Extracted data entries:
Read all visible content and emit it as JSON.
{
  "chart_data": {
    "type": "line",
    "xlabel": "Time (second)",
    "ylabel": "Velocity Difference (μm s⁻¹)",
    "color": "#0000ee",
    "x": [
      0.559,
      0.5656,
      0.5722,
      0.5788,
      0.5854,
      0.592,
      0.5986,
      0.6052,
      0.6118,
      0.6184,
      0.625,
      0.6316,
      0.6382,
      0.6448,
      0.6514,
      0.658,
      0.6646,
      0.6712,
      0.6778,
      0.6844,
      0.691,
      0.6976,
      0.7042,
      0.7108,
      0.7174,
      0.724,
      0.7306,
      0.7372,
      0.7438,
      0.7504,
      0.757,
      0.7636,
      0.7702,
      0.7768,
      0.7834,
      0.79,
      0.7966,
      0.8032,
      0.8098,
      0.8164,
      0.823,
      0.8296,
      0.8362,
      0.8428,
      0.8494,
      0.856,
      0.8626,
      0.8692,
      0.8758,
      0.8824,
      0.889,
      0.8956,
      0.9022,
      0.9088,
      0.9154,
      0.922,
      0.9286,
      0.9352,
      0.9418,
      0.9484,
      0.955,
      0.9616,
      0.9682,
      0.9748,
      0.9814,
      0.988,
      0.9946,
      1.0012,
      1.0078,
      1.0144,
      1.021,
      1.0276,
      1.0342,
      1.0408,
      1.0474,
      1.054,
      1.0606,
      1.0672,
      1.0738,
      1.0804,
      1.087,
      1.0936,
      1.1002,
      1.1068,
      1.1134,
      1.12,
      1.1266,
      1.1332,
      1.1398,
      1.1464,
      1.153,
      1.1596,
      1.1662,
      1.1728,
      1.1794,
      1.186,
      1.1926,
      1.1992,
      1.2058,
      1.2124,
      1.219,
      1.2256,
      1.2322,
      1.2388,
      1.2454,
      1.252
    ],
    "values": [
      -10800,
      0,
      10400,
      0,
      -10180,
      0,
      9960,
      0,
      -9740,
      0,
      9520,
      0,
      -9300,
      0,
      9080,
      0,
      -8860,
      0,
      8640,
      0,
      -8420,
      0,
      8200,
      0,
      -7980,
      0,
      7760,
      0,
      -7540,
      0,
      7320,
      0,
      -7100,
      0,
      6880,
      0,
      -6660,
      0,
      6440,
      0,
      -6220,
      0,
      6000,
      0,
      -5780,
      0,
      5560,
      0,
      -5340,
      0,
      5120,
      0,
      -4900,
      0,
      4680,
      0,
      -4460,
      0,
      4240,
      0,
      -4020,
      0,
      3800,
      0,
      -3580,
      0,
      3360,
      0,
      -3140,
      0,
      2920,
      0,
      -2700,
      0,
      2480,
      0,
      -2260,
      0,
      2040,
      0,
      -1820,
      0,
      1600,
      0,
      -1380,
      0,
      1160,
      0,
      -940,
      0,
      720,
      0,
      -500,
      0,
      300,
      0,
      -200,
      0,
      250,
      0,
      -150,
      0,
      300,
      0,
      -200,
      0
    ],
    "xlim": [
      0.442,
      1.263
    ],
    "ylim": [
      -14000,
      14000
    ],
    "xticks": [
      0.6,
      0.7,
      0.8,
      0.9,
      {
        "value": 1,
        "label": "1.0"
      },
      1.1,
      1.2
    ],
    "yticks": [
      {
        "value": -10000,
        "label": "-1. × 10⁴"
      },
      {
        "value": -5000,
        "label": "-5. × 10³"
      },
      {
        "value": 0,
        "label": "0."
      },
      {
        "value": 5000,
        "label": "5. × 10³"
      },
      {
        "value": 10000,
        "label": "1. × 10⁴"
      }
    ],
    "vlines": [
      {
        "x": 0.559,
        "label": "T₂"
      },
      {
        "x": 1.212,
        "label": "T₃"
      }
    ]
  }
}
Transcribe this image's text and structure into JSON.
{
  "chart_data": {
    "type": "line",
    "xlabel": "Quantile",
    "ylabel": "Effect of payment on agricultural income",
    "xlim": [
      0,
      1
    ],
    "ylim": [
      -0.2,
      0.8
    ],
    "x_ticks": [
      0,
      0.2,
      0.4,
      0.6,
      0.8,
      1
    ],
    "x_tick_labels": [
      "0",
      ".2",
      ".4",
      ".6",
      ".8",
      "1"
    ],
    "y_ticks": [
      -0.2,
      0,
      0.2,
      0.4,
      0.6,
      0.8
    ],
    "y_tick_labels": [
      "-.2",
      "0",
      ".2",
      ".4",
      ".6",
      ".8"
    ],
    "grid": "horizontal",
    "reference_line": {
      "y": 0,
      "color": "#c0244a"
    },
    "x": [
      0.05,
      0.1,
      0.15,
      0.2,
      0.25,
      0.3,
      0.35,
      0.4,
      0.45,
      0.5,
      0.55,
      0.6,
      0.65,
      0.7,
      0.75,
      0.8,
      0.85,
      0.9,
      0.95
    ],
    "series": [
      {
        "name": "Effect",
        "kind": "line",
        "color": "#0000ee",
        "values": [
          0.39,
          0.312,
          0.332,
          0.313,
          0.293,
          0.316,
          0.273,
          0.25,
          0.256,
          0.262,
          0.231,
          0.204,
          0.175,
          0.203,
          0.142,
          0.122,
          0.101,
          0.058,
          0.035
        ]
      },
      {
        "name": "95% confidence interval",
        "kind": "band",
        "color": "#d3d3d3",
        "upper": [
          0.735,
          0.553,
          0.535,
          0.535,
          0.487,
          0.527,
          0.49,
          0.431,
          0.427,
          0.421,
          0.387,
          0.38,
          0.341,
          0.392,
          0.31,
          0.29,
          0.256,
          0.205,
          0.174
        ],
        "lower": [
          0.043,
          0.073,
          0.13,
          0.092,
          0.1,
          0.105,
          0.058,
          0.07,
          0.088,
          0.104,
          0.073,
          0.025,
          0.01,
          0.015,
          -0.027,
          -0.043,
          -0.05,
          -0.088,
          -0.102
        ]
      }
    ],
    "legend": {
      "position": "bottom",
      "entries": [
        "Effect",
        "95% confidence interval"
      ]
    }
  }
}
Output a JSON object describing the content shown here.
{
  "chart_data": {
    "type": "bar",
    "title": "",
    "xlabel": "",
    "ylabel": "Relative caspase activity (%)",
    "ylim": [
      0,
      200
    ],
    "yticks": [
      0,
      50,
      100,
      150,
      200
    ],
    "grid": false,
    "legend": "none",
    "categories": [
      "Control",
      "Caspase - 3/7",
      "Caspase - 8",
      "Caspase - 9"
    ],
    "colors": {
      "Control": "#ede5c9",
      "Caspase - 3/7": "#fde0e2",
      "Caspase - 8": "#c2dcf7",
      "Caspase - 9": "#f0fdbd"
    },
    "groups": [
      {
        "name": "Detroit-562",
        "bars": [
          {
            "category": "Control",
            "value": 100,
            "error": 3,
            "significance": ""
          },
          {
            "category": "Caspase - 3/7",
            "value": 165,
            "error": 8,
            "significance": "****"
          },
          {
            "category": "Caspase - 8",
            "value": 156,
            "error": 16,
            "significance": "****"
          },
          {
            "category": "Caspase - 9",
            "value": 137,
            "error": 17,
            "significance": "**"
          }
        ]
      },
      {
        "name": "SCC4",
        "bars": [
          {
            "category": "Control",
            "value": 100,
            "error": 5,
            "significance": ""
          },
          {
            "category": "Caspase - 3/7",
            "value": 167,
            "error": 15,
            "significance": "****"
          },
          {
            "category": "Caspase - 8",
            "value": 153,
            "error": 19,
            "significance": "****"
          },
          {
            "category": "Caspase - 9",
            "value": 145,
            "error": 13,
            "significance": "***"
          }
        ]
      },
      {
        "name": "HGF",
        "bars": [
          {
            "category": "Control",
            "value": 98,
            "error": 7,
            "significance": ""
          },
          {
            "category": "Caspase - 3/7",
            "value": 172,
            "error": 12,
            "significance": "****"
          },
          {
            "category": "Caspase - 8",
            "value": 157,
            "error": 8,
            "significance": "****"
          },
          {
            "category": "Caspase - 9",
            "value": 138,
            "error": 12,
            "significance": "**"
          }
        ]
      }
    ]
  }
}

(DIRECTIVE):
Scan the lines for the string "ylabel". Copy out each line that matches.

(REPLY TO THE TASK):
    "ylabel": "Velocity Difference (μm s⁻¹)",
    "ylabel": "Effect of payment on agricultural income",
    "ylabel": "Relative caspase activity (%)",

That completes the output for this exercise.